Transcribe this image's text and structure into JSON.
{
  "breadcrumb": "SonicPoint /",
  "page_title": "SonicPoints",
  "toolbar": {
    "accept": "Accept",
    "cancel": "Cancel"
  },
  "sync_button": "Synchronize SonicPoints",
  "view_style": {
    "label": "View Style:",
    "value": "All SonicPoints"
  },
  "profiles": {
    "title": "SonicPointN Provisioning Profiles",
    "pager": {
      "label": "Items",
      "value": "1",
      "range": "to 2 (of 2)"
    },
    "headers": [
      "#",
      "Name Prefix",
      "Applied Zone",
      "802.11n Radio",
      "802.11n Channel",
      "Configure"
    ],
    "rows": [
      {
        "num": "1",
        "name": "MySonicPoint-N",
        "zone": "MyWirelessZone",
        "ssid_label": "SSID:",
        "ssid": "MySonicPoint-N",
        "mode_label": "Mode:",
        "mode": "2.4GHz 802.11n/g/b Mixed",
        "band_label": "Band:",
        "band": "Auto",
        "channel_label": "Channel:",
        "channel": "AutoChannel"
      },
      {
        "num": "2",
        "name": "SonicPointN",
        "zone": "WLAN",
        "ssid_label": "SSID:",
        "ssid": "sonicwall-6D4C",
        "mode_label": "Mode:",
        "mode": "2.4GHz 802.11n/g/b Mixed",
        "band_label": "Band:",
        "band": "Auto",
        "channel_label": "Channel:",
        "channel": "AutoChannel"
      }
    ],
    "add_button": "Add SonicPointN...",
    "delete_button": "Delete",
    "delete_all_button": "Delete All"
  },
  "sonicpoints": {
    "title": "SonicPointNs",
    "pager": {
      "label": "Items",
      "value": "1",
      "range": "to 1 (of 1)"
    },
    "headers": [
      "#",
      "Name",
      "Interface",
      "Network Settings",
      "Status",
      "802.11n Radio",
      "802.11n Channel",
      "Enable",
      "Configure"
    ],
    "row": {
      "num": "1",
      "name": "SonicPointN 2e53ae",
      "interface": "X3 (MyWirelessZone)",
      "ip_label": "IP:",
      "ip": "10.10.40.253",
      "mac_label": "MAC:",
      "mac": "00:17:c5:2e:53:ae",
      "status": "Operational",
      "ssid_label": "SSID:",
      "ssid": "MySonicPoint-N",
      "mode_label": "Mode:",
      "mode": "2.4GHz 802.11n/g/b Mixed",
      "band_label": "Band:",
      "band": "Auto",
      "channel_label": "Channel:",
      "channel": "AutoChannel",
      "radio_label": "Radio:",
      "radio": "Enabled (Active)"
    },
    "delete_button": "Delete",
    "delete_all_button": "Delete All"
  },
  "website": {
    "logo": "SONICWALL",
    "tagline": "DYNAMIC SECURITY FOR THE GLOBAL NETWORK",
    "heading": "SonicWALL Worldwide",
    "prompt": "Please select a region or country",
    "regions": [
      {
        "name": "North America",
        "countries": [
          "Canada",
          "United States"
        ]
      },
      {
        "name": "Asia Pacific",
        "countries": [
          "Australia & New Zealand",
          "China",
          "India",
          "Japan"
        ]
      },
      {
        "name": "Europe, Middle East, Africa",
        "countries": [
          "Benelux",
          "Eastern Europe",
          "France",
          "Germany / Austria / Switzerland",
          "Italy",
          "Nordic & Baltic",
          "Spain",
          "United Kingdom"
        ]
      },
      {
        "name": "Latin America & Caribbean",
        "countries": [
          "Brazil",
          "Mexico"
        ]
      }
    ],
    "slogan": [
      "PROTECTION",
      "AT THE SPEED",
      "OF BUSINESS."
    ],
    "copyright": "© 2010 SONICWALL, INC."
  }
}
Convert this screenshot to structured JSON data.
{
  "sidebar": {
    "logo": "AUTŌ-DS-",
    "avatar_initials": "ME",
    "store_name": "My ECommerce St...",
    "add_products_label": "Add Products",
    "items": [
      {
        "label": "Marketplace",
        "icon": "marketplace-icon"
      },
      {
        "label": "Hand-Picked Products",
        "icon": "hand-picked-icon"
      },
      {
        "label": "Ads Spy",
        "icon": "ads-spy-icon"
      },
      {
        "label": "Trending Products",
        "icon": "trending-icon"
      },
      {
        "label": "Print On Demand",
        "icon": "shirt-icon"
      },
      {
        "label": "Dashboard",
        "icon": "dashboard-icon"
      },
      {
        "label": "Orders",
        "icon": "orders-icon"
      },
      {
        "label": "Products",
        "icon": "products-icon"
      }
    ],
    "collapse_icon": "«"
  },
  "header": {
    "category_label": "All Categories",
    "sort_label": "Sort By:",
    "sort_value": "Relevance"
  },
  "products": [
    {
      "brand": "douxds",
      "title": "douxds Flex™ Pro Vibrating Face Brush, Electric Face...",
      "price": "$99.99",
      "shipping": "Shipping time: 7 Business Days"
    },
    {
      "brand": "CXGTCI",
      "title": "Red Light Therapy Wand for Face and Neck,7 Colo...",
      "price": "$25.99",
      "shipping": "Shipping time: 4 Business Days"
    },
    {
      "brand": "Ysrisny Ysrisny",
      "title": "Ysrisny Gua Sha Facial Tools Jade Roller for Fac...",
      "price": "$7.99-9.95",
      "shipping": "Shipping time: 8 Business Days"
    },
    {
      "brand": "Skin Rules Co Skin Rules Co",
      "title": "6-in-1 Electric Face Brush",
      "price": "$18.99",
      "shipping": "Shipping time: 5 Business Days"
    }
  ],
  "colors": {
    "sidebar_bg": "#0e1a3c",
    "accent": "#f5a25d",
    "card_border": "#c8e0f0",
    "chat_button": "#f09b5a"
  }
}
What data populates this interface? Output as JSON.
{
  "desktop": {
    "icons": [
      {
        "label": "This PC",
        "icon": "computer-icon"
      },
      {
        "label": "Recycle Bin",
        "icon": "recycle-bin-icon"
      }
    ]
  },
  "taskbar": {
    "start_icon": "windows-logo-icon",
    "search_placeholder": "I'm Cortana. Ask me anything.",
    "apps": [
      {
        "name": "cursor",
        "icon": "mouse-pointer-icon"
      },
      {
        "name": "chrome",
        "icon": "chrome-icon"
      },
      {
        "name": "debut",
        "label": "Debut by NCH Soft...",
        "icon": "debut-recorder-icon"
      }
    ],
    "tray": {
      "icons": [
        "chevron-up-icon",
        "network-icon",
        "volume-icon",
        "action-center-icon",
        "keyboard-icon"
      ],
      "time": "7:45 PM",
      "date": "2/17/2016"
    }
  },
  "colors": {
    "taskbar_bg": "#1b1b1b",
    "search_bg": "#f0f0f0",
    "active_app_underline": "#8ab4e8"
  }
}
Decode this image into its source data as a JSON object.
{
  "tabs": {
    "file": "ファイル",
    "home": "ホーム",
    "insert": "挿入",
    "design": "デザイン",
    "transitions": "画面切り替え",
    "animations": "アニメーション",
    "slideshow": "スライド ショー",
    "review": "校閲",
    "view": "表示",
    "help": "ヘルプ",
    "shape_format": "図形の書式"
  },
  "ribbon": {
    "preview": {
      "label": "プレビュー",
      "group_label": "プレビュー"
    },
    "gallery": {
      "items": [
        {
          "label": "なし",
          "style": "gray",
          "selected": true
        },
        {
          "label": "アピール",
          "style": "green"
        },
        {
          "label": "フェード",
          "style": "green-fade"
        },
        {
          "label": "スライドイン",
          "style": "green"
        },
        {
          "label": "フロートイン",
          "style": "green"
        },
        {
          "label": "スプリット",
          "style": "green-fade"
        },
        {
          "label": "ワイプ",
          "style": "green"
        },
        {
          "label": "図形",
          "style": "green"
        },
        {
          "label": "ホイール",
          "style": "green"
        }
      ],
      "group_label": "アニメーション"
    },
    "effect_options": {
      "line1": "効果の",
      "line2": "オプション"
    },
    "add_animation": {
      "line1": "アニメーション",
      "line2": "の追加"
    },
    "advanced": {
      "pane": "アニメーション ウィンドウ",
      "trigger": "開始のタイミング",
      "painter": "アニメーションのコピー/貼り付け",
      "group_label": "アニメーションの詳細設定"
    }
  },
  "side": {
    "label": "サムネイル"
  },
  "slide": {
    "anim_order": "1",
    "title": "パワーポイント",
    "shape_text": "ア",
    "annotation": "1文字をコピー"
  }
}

Do this => Point out every line holding the string "image" and copy it.

The response =>
Transcribe this image's text and structure into JSON.
Decode this image into its source data as a JSON object.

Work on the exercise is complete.